-- Task objective --
Rewrite the listing starting at its first line and ending at the line containing "For every button, label, input, icon, or", both included, with every "legend-label" changed to "legend-entry" and all else unchanged. Leave the pictures out of your answer.

Collection entries:
========

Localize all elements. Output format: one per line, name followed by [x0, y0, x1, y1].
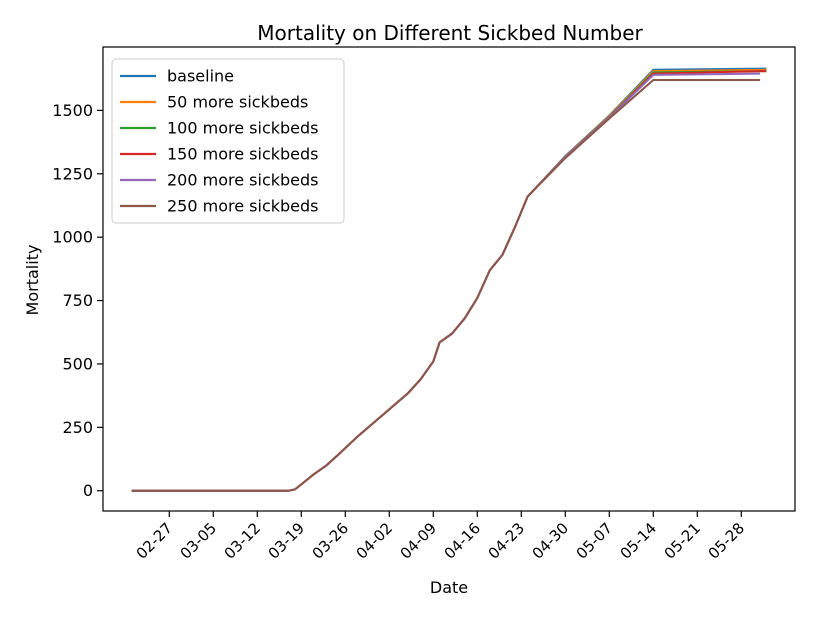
chart-title: Mortality on Different Sickbed Number: [257, 21, 643, 45]
y-tick-label: 1250: [52, 164, 93, 183]
x-axis: 02-27 03-05 03-12 03-19 03-26 04-02 04-09 04-16…: [133, 511, 749, 563]
x-tick-label: 04-16: [441, 519, 485, 563]
y-axis: 0 250 500 750 1000 1250 1500: [52, 101, 103, 500]
y-axis-label: Mortality: [23, 245, 42, 316]
series-line-5: [131, 79, 761, 492]
x-tick-label: 04-23: [485, 519, 529, 563]
legend-label: 50 more sickbeds: [167, 93, 308, 112]
legend: baseline 50 more sickbeds 100 more sickbed…: [111, 58, 345, 224]
x-tick-label: 05-07: [573, 519, 617, 563]
y-tick-label: 250: [62, 418, 93, 437]
x-tick-label: 04-09: [397, 519, 441, 563]
y-tick-label: 1500: [52, 101, 93, 120]
series-lines: [131, 67, 767, 492]
y-tick-label: 500: [62, 354, 93, 373]
x-tick-label: 03-12: [221, 519, 265, 563]
legend-label: 250 more sickbeds: [167, 197, 319, 216]
y-tick-label: 0: [83, 481, 93, 500]
legend-box: [111, 58, 345, 224]
x-tick-label: 04-02: [353, 519, 397, 563]
x-tick-label: 03-19: [265, 519, 309, 563]
x-tick-label: 05-28: [705, 519, 749, 563]
legend-label: 150 more sickbeds: [167, 145, 319, 164]
x-tick-label: 04-30: [529, 519, 573, 563]
y-tick-label: 750: [62, 291, 93, 310]
legend-label: baseline: [167, 67, 234, 86]
x-tick-label: 02-27: [133, 519, 177, 563]
x-tick-label: 03-26: [309, 519, 353, 563]
legend-label: 200 more sickbeds: [167, 171, 319, 190]
x-tick-label: 05-14: [617, 519, 661, 563]
legend-label: 100 more sickbeds: [167, 119, 319, 138]
plot-frame: [102, 46, 796, 512]
x-axis-label: Date: [430, 578, 468, 597]
y-tick-label: 1000: [52, 228, 93, 247]
x-tick-label: 03-05: [177, 519, 221, 563]
x-tick-label: 05-21: [661, 519, 705, 563]
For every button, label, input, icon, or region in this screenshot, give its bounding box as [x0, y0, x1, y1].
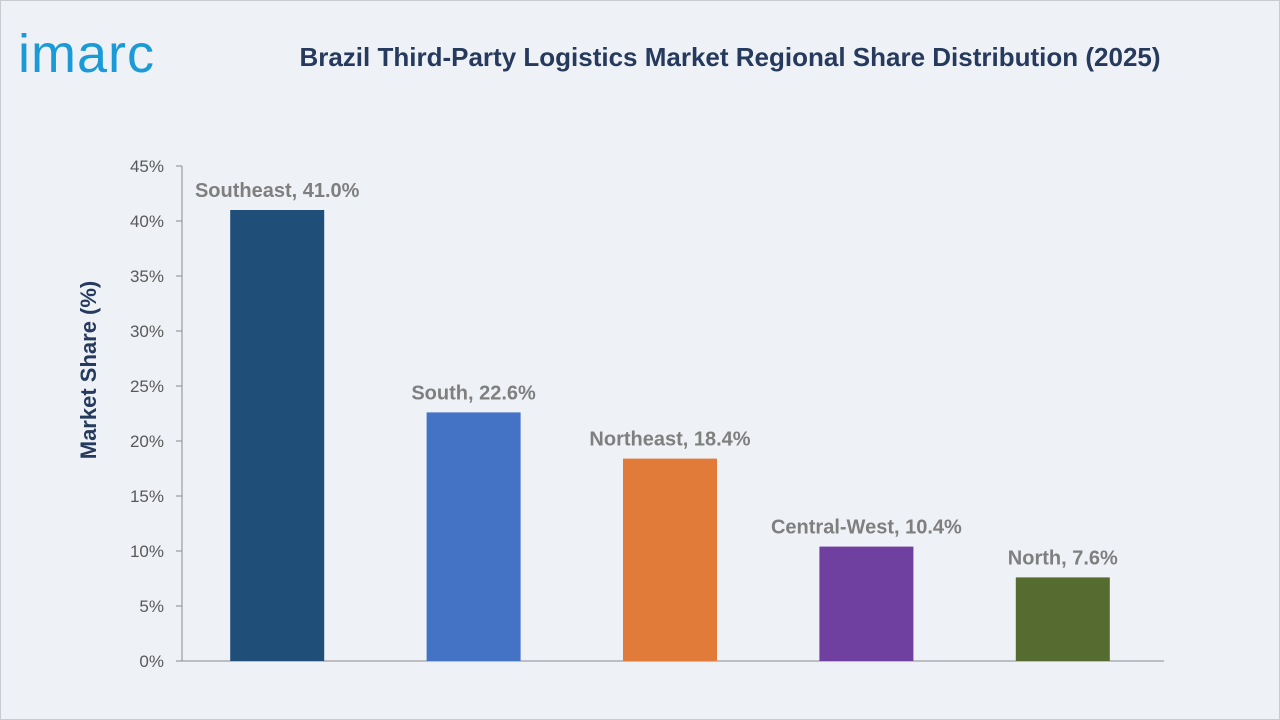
y-tick-label: 5%	[139, 597, 164, 616]
y-tick-label: 15%	[130, 487, 164, 506]
data-labels: Southeast, 41.0% South, 22.6% Northeast, 1…	[195, 180, 1118, 569]
y-tick-label: 30%	[130, 322, 164, 341]
y-tick-label: 20%	[130, 432, 164, 451]
data-label: South, 22.6%	[411, 382, 536, 404]
data-label: Southeast, 41.0%	[195, 180, 360, 202]
bars	[230, 210, 1110, 661]
data-label: North, 7.6%	[1008, 547, 1118, 569]
y-tick-label: 25%	[130, 377, 164, 396]
bar-northeast	[623, 458, 717, 661]
svg-text:imarc: imarc	[18, 24, 155, 84]
y-tick-label: 45%	[130, 157, 164, 176]
data-label: Northeast, 18.4%	[589, 429, 750, 451]
y-tick-label: 0%	[139, 652, 164, 671]
y-axis: 0% 5% 10% 15% 20% 25% 30% 35% 40% 45%	[130, 157, 1164, 671]
data-label: Central-West, 10.4%	[771, 517, 962, 539]
imarc-logo: imarc	[18, 24, 155, 84]
bar-north	[1015, 577, 1110, 661]
y-tick-label: 35%	[130, 267, 164, 286]
y-axis-label: Market Share (%)	[76, 281, 101, 460]
bar-central-west	[819, 546, 914, 661]
y-tick-label: 10%	[130, 542, 164, 561]
bar-south	[426, 412, 521, 661]
y-tick-label: 40%	[130, 212, 164, 231]
chart-title: Brazil Third-Party Logistics Market Regi…	[299, 42, 1161, 72]
bar-southeast	[230, 210, 325, 661]
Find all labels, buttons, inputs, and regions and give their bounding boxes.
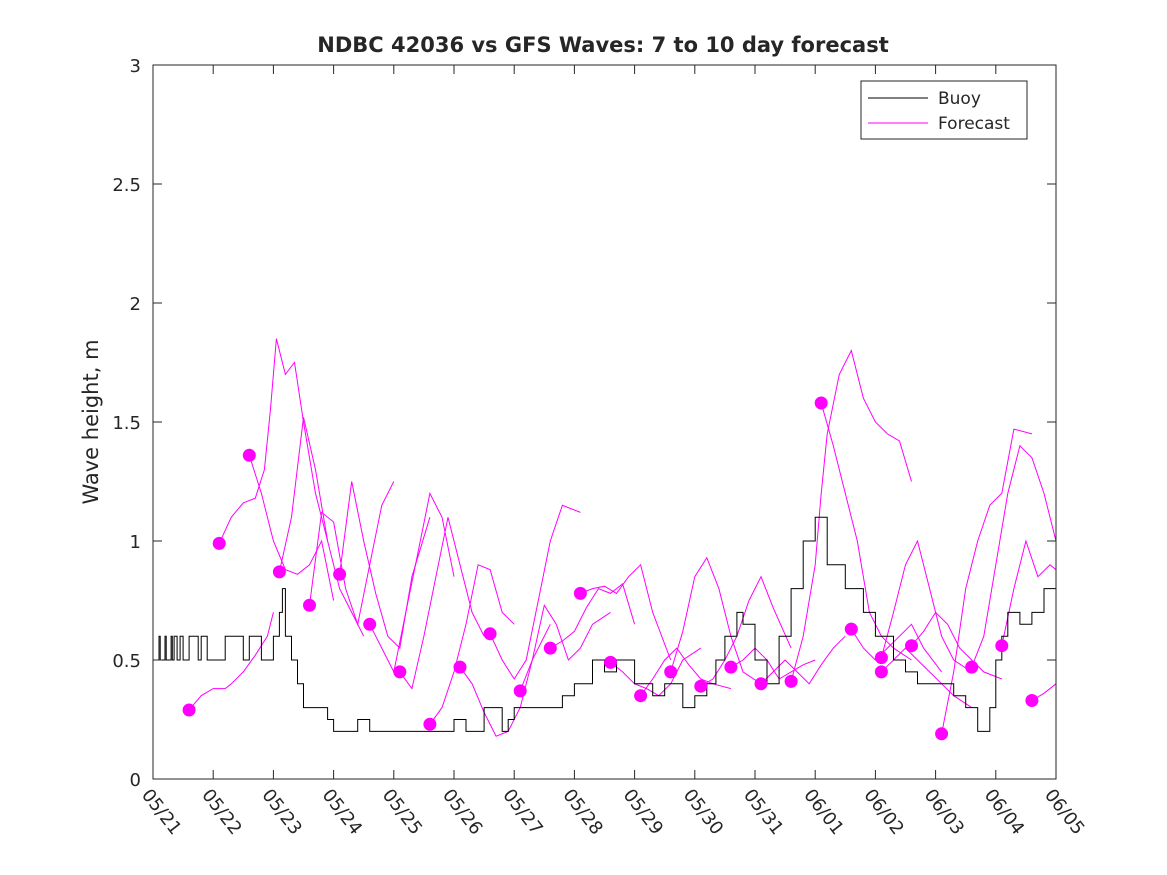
y-tick-label-2: 1	[130, 532, 141, 553]
forecast-line-16	[670, 556, 762, 685]
forecast-line-25	[911, 611, 1002, 680]
forecast-line-23	[880, 539, 972, 673]
forecast-marker-7	[393, 665, 407, 679]
chart-title: NDBC 42036 vs GFS Waves: 7 to 10 day for…	[317, 33, 888, 57]
y-tick-label-3: 1.5	[112, 413, 141, 434]
forecast-marker-12	[543, 641, 557, 655]
forecast-marker-4	[303, 598, 316, 612]
y-tick-label-5: 2.5	[112, 175, 141, 196]
buoy-line	[153, 516, 1057, 732]
forecast-line-8	[429, 564, 515, 725]
y-tick-label-4: 2	[130, 294, 141, 315]
forecast-line-19	[760, 635, 846, 685]
forecast-line-27	[971, 444, 1057, 668]
forecast-line-11	[519, 604, 611, 692]
forecast-marker-9	[453, 660, 467, 674]
forecast-marker-26	[935, 727, 949, 741]
forecast-marker-11	[513, 684, 527, 698]
y-tick-label-6: 3	[130, 56, 141, 77]
forecast-marker-16	[664, 665, 678, 679]
forecast-marker-24	[874, 665, 888, 679]
forecast-marker-14	[604, 655, 617, 669]
forecast-line-3	[278, 417, 365, 637]
forecast-marker-6	[363, 617, 377, 631]
forecast-line-26	[941, 428, 1033, 734]
forecast-marker-20	[784, 674, 798, 688]
forecast-line-1	[218, 338, 329, 544]
forecast-line-13	[580, 563, 672, 661]
forecast-marker-8	[423, 717, 437, 731]
buoy-series-group	[153, 516, 1057, 732]
forecast-line-5	[339, 481, 431, 650]
forecast-line-12	[550, 582, 636, 649]
forecast-series-group	[188, 338, 1057, 737]
forecast-marker-5	[333, 567, 347, 581]
forecast-marker-15	[634, 689, 648, 703]
forecast-marker-2	[242, 448, 256, 462]
forecast-line-24	[881, 647, 972, 709]
forecast-line-15	[640, 647, 732, 696]
forecast-marker-22	[844, 622, 858, 636]
forecast-marker-27	[965, 660, 979, 674]
y-tick-label-0: 0	[130, 770, 141, 791]
forecast-marker-10	[483, 627, 497, 641]
y-tick-label-1: 0.5	[112, 651, 141, 672]
y-axis-label: Wave height, m	[79, 339, 103, 504]
forecast-marker-1	[212, 536, 226, 550]
forecast-line-21	[820, 402, 912, 661]
forecast-line-28	[1001, 539, 1057, 646]
forecast-marker-25	[905, 639, 918, 653]
forecast-line-6	[369, 491, 455, 674]
forecast-marker-29	[1025, 694, 1039, 707]
forecast-marker-23	[874, 651, 888, 665]
legend-label-buoy: Buoy	[938, 89, 981, 109]
forecast-marker-0	[182, 703, 196, 717]
forecast-line-4	[309, 481, 395, 627]
forecast-line-2	[248, 455, 335, 601]
legend-label-forecast: Forecast	[938, 114, 1010, 134]
forecast-marker-28	[995, 639, 1009, 653]
forecast-line-10	[489, 504, 581, 680]
forecast-marker-13	[573, 586, 587, 600]
forecast-markers-group	[182, 396, 1039, 741]
forecast-line-9	[459, 624, 551, 737]
forecast-marker-3	[272, 565, 286, 579]
forecast-marker-19	[754, 677, 768, 691]
forecast-marker-18	[724, 660, 738, 674]
forecast-line-20	[790, 349, 912, 682]
forecast-line-18	[730, 647, 816, 680]
legend: Buoy Forecast	[860, 80, 1028, 140]
legend-box	[860, 80, 1028, 140]
forecast-marker-17	[694, 679, 708, 693]
forecast-marker-21	[814, 396, 828, 410]
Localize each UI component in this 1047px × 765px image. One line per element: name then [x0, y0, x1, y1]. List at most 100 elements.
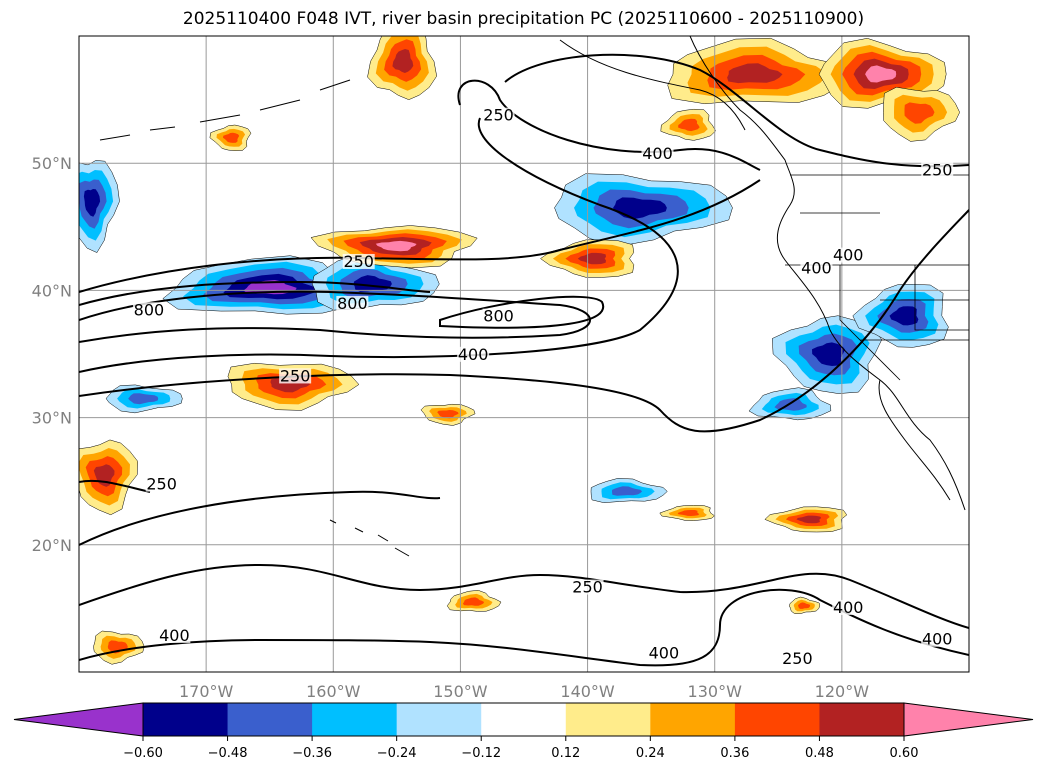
- y-tick-label: 30°N: [32, 409, 72, 428]
- ivt-contour-400-tropics: [79, 588, 969, 667]
- contour-label: 800: [134, 300, 165, 319]
- colorbar-bin: [734, 703, 820, 736]
- contour-label: 250: [343, 252, 374, 271]
- x-tick-label: 140°W: [560, 682, 615, 701]
- contour-label-bg: [921, 631, 954, 647]
- x-tick-label: 170°W: [179, 682, 234, 701]
- contour-label: 250: [146, 475, 177, 494]
- contour-label-bg: [832, 599, 865, 615]
- contour-label-bg: [641, 145, 674, 161]
- contour-label: 400: [922, 630, 953, 649]
- contour-label: 400: [159, 626, 190, 645]
- ivt-contour-400-south: [79, 117, 679, 373]
- precip-region: [128, 393, 159, 405]
- contour-label: 250: [922, 160, 953, 179]
- colorbar-tick-label: −0.36: [292, 746, 332, 761]
- y-tick-label: 40°N: [32, 281, 72, 300]
- colorbar-tick-label: −0.48: [208, 746, 248, 761]
- precip-region: [462, 597, 485, 606]
- precip-region: [392, 49, 414, 73]
- precip-region: [798, 602, 811, 609]
- ivt-contours: [79, 53, 969, 667]
- contour-label-bg: [571, 579, 604, 595]
- precip-region: [612, 486, 643, 496]
- precip-region: [437, 410, 459, 419]
- aleutian-islands: [99, 79, 351, 141]
- colorbar-bin: [481, 703, 567, 736]
- colorbar-extend-min: [13, 702, 144, 737]
- colorbar-tick-label: −0.24: [377, 746, 417, 761]
- contour-label-bg: [800, 260, 833, 276]
- precip-region: [577, 252, 606, 265]
- ivt-contour-250-west: [79, 479, 151, 493]
- contour-label-bg: [336, 295, 369, 311]
- colorbar: −0.60 −0.48 −0.36 −0.24 −0.12 0.12 0.24 0.36 0.4…: [13, 702, 1034, 761]
- contour-label-bg: [132, 302, 165, 318]
- colorbar-extend-max: [903, 702, 1034, 737]
- chart-title: 2025110400 F048 IVT, river basin precipi…: [182, 9, 865, 29]
- contour-label: 400: [833, 246, 864, 265]
- gridlines: [79, 36, 969, 672]
- ivt-contour-400: [79, 280, 431, 306]
- colorbar-tick-label: 0.60: [890, 746, 919, 761]
- colorbar-bin: [819, 703, 905, 736]
- colorbar-bin: [650, 703, 736, 736]
- precip-shading: [79, 36, 960, 665]
- plot-frame: [78, 35, 970, 673]
- precip-region: [375, 240, 417, 252]
- precip-region: [727, 63, 783, 84]
- contour-label: 400: [801, 258, 832, 277]
- contour-label-bg: [342, 253, 375, 269]
- x-tick-label: 120°W: [815, 682, 870, 701]
- colorbar-bin: [396, 703, 482, 736]
- contour-label: 400: [833, 598, 864, 617]
- ivt-contour-250-south: [79, 209, 969, 433]
- baja-coastline: [878, 379, 951, 501]
- contour-label: 250: [280, 366, 311, 385]
- contour-label-bg: [781, 650, 814, 666]
- y-tick-label: 50°N: [32, 154, 72, 173]
- contour-label: 400: [458, 345, 489, 364]
- ivt-contour-250-tropics: [79, 563, 969, 629]
- x-tick-label: 150°W: [433, 682, 488, 701]
- precip-region: [889, 306, 919, 326]
- colorbar-tick-label: −0.60: [123, 746, 163, 761]
- ivt-contour-250: [79, 179, 761, 293]
- colorbar-bin: [565, 703, 651, 736]
- contour-label-bg: [832, 247, 865, 263]
- x-tick-label: 160°W: [306, 682, 361, 701]
- contour-label: 250: [782, 649, 813, 668]
- precip-region: [812, 342, 846, 366]
- colorbar-tick-label: 0.48: [805, 746, 834, 761]
- y-tick-label: 20°N: [32, 536, 72, 555]
- colorbar-bin: [227, 703, 313, 736]
- colorbar-frame: [142, 702, 905, 737]
- ivt-contour-800-inner: [439, 295, 605, 329]
- state-borders: [785, 174, 969, 381]
- contour-label-bg: [482, 107, 515, 123]
- contour-label-bg: [158, 627, 191, 643]
- precip-region: [678, 118, 700, 132]
- precip-region: [796, 515, 822, 524]
- precip-region: [83, 189, 101, 217]
- contour-label-bg: [482, 308, 515, 324]
- contour-label-bg: [457, 346, 490, 362]
- contour-label-bg: [921, 162, 954, 178]
- contour-label: 400: [642, 144, 673, 163]
- x-tick-label: 130°W: [688, 682, 743, 701]
- colorbar-tick-label: 0.36: [720, 746, 749, 761]
- contour-label: 800: [337, 294, 368, 313]
- ivt-contour-250-north: [457, 79, 761, 171]
- contour-label: 250: [572, 578, 603, 597]
- colorbar-tick-label: 0.24: [636, 746, 665, 761]
- coastlines: [99, 36, 969, 557]
- colorbar-tick-label: −0.12: [461, 746, 501, 761]
- contour-label: 250: [483, 106, 514, 125]
- precip-region: [677, 510, 700, 516]
- contour-label: 800: [483, 307, 514, 326]
- hawaii-islands: [329, 519, 410, 557]
- contour-label-bg: [145, 476, 178, 492]
- contour-label-bg: [279, 368, 312, 384]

========

-- Solved exercise --
Localize all elements. Output format: one per line, name followed by [x0, y0, x1, y1].
chart-title: Mortality on Different Sickbed Number: [257, 21, 643, 45]
y-tick-label: 1250: [52, 164, 93, 183]
x-axis: 02-27 03-05 03-12 03-19 03-26 04-02 04-09 04-16…: [133, 511, 749, 563]
x-tick-label: 04-16: [441, 519, 485, 563]
y-axis: 0 250 500 750 1000 1250 1500: [52, 101, 103, 500]
y-axis-label: Mortality: [23, 245, 42, 316]
series-line-5: [131, 79, 761, 492]
x-tick-label: 04-23: [485, 519, 529, 563]
legend-entry: 50 more sickbeds: [167, 93, 308, 112]
legend: baseline 50 more sickbeds 100 more sickbed…: [111, 58, 345, 224]
x-tick-label: 05-07: [573, 519, 617, 563]
y-tick-label: 250: [62, 418, 93, 437]
x-tick-label: 04-09: [397, 519, 441, 563]
y-tick-label: 1500: [52, 101, 93, 120]
series-lines: [131, 67, 767, 492]
y-tick-label: 500: [62, 354, 93, 373]
x-tick-label: 03-12: [221, 519, 265, 563]
legend-entry: 250 more sickbeds: [167, 197, 319, 216]
y-tick-label: 0: [83, 481, 93, 500]
legend-box: [111, 58, 345, 224]
x-tick-label: 04-02: [353, 519, 397, 563]
x-tick-label: 03-19: [265, 519, 309, 563]
x-tick-label: 05-28: [705, 519, 749, 563]
legend-entry: 150 more sickbeds: [167, 145, 319, 164]
x-tick-label: 04-30: [529, 519, 573, 563]
y-tick-label: 750: [62, 291, 93, 310]
legend-entry: baseline: [167, 67, 234, 86]
x-tick-label: 02-27: [133, 519, 177, 563]
x-tick-label: 03-26: [309, 519, 353, 563]
legend-entry: 200 more sickbeds: [167, 171, 319, 190]
x-tick-label: 05-14: [617, 519, 661, 563]
legend-entry: 100 more sickbeds: [167, 119, 319, 138]
plot-frame: [102, 46, 796, 512]
x-axis-label: Date: [430, 578, 468, 597]
y-tick-label: 1000: [52, 228, 93, 247]
x-tick-label: 03-05: [177, 519, 221, 563]
x-tick-label: 05-21: [661, 519, 705, 563]
For every button, label, input, icon, or region in this screenshot, give its bounding box as [x0, y0, x1, y1].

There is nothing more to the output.